→ Your objective
Your task is to locate every line holding the string "Производительность" and to copy each of them.

→ Material supplied

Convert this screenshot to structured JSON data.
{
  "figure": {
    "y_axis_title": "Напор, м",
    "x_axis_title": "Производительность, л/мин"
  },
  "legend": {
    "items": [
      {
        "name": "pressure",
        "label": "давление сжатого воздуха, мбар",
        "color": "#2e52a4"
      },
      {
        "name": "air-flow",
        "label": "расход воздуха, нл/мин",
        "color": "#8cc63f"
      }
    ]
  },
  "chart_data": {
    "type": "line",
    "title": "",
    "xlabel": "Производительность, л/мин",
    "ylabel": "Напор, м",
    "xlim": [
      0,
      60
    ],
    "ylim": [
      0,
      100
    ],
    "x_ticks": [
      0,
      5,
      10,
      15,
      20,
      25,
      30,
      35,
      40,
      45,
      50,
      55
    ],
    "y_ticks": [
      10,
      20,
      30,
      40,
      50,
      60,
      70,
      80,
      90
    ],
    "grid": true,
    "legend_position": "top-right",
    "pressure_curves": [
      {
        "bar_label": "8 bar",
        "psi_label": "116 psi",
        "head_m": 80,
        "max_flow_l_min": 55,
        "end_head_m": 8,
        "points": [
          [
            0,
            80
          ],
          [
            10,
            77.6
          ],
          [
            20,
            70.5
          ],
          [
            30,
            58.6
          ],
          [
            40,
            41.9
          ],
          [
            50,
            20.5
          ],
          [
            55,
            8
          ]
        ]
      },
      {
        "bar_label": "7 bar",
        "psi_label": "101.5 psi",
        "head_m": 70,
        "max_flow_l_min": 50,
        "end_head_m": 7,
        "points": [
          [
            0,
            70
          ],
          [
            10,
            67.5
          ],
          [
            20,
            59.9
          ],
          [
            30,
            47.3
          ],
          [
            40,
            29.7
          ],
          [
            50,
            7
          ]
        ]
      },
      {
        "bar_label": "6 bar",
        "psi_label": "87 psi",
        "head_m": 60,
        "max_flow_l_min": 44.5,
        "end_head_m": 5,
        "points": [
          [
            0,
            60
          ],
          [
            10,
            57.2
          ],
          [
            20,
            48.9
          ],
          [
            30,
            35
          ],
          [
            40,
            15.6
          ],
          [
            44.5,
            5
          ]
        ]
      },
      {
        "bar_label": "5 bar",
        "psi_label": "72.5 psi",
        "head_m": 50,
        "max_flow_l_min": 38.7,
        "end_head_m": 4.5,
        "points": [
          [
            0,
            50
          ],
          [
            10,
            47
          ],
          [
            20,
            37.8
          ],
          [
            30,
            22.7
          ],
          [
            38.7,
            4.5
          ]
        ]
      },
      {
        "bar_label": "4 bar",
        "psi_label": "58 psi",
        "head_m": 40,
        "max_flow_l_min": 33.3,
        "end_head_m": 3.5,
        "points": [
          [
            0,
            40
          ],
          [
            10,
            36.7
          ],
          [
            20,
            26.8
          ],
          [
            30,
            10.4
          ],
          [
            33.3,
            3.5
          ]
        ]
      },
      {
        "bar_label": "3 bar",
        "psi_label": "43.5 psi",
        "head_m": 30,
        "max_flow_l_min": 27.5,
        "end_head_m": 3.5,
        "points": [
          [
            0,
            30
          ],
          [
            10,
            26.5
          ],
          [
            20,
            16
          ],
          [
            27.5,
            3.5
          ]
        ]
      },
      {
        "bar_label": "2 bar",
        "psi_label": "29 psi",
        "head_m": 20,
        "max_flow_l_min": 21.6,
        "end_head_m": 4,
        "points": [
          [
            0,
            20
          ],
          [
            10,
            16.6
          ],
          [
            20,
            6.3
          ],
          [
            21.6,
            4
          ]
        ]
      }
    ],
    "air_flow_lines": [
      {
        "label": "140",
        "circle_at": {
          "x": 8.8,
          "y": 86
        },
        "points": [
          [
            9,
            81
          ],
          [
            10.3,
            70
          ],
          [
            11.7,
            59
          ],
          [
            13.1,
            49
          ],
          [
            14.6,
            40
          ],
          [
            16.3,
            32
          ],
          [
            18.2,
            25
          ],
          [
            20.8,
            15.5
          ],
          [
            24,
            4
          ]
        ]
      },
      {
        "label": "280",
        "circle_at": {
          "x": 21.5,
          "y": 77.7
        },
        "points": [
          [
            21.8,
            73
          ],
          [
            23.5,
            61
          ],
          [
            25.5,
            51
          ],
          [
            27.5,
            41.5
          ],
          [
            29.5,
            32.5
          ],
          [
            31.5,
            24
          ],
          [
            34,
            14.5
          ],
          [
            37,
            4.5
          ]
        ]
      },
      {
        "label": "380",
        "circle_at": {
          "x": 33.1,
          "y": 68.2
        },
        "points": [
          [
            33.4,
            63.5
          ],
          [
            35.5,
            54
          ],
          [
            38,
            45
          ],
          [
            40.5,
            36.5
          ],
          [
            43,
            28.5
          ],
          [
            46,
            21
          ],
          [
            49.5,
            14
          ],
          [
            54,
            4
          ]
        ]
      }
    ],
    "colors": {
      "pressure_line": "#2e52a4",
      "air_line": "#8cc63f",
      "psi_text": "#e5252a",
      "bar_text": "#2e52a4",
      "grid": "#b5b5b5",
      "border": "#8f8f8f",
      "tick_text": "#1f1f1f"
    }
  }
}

→ Result of the exercise
    "x_axis_title": "Производительность, л/мин"
    "xlabel": "Производительность, л/мин",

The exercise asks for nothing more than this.